→ **Task description**
Go through the lines below. Copy those with "name".

* Start Data supplied *

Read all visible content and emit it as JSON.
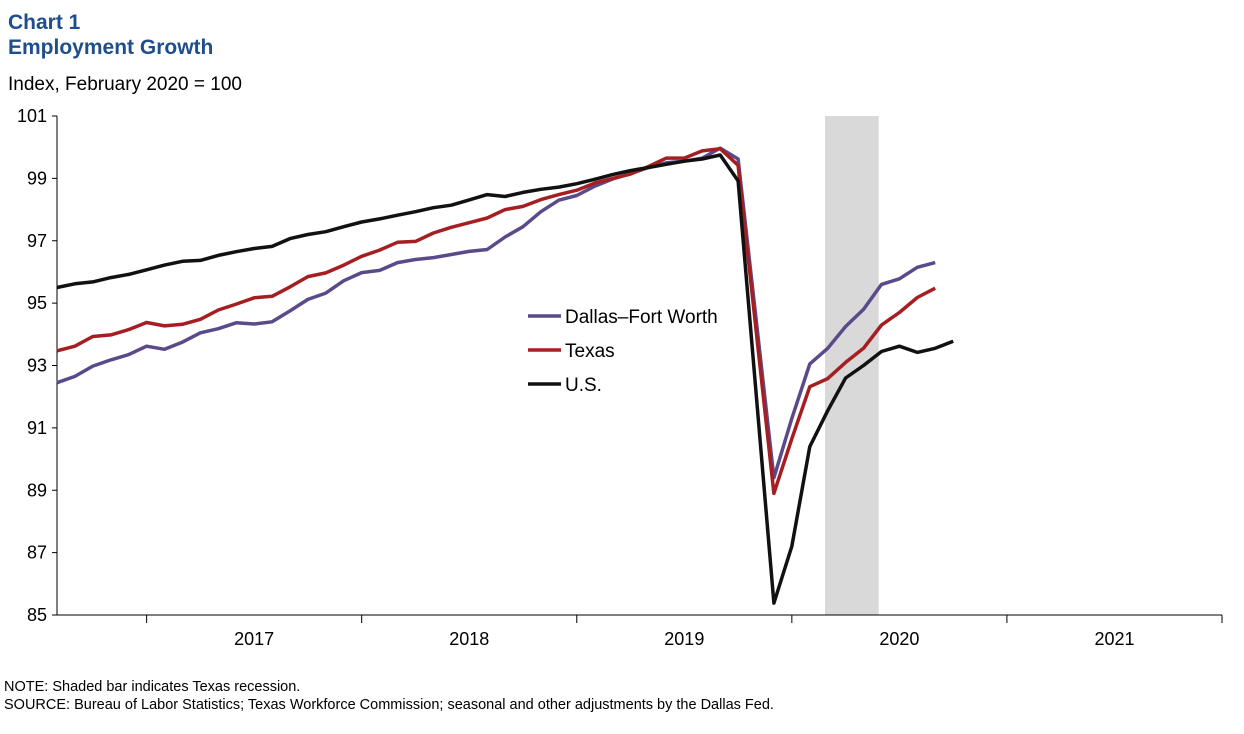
{
  "header": {
    "chart_number": "Chart 1",
    "title": "Employment  Growth",
    "subtitle": "Index, February 2020 = 100"
  },
  "notes": {
    "note": "NOTE:  Shaded bar indicates Texas  recession.",
    "source": "SOURCE:  Bureau of  Labor Statistics; Texas  Workforce Commission;  seasonal and other adjustments  by the Dallas Fed."
  },
  "colors": {
    "dfw": "#5B4A8A",
    "texas": "#A51E22",
    "us": "#111111",
    "recession": "#D9D9D9",
    "title": "#1F4E8C"
  },
  "chart_data": {
    "type": "line",
    "ylim": [
      85,
      101
    ],
    "yticks": [
      85,
      87,
      89,
      91,
      93,
      95,
      97,
      99,
      101
    ],
    "xlim": [
      "2016-08",
      "2021-12"
    ],
    "x_year_labels": [
      "2017",
      "2018",
      "2019",
      "2020",
      "2021"
    ],
    "recession_shading": {
      "start": "2020-03",
      "end": "2020-06"
    },
    "legend": {
      "position": "center"
    },
    "x": [
      "2016-08",
      "2016-09",
      "2016-10",
      "2016-11",
      "2016-12",
      "2017-01",
      "2017-02",
      "2017-03",
      "2017-04",
      "2017-05",
      "2017-06",
      "2017-07",
      "2017-08",
      "2017-09",
      "2017-10",
      "2017-11",
      "2017-12",
      "2018-01",
      "2018-02",
      "2018-03",
      "2018-04",
      "2018-05",
      "2018-06",
      "2018-07",
      "2018-08",
      "2018-09",
      "2018-10",
      "2018-11",
      "2018-12",
      "2019-01",
      "2019-02",
      "2019-03",
      "2019-04",
      "2019-05",
      "2019-06",
      "2019-07",
      "2019-08",
      "2019-09",
      "2019-10",
      "2019-11",
      "2019-12",
      "2020-01",
      "2020-02",
      "2020-03",
      "2020-04",
      "2020-05",
      "2020-06",
      "2020-07",
      "2020-08",
      "2020-09",
      "2020-10",
      "2020-11",
      "2020-12",
      "2021-01",
      "2021-02",
      "2021-03",
      "2021-04"
    ],
    "series": [
      {
        "name": "Dallas–Fort Worth",
        "values": [
          92.45,
          92.65,
          92.98,
          93.18,
          93.35,
          93.62,
          93.52,
          93.75,
          94.05,
          94.18,
          94.37,
          94.33,
          94.4,
          94.75,
          95.12,
          95.32,
          95.72,
          95.98,
          96.05,
          96.3,
          96.4,
          96.46,
          96.56,
          96.66,
          96.72,
          97.12,
          97.45,
          97.93,
          98.3,
          98.45,
          98.75,
          98.98,
          99.15,
          99.35,
          99.5,
          99.55,
          99.65,
          99.97,
          99.62,
          null,
          89.4,
          91.3,
          93.05,
          93.55,
          94.25,
          94.8,
          95.6,
          95.78,
          96.15,
          96.3,
          null,
          null,
          null,
          null,
          null,
          null,
          null
        ]
      },
      {
        "name": "Texas",
        "values": [
          93.47,
          93.62,
          93.93,
          93.98,
          94.15,
          94.38,
          94.27,
          94.32,
          94.48,
          94.78,
          94.97,
          95.17,
          95.22,
          95.52,
          95.85,
          95.97,
          96.22,
          96.5,
          96.7,
          96.95,
          96.98,
          97.25,
          97.43,
          97.58,
          97.73,
          98.0,
          98.1,
          98.32,
          98.48,
          98.62,
          98.85,
          99.0,
          99.14,
          99.38,
          99.65,
          99.65,
          99.88,
          99.95,
          99.42,
          null,
          88.9,
          90.65,
          92.32,
          92.58,
          93.1,
          93.55,
          94.3,
          94.7,
          95.18,
          95.48,
          null,
          null,
          null,
          null,
          null,
          null,
          null
        ]
      },
      {
        "name": "U.S.",
        "values": [
          95.5,
          95.62,
          95.68,
          95.82,
          95.92,
          96.07,
          96.22,
          96.34,
          96.37,
          96.53,
          96.65,
          96.75,
          96.82,
          97.07,
          97.2,
          97.29,
          97.45,
          97.6,
          97.7,
          97.82,
          97.93,
          98.06,
          98.14,
          98.31,
          98.48,
          98.42,
          98.55,
          98.65,
          98.72,
          98.83,
          98.97,
          99.12,
          99.25,
          99.35,
          99.45,
          99.55,
          99.62,
          99.75,
          98.92,
          null,
          85.38,
          87.2,
          90.4,
          91.55,
          92.6,
          93.0,
          93.45,
          93.62,
          93.42,
          93.55,
          93.78,
          null,
          null,
          null,
          null,
          null,
          null
        ]
      }
    ]
  }
}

* End Data supplied *

→ **Solution**
        "name": "Dallas–Fort Worth",
        "name": "Texas",
        "name": "U.S.",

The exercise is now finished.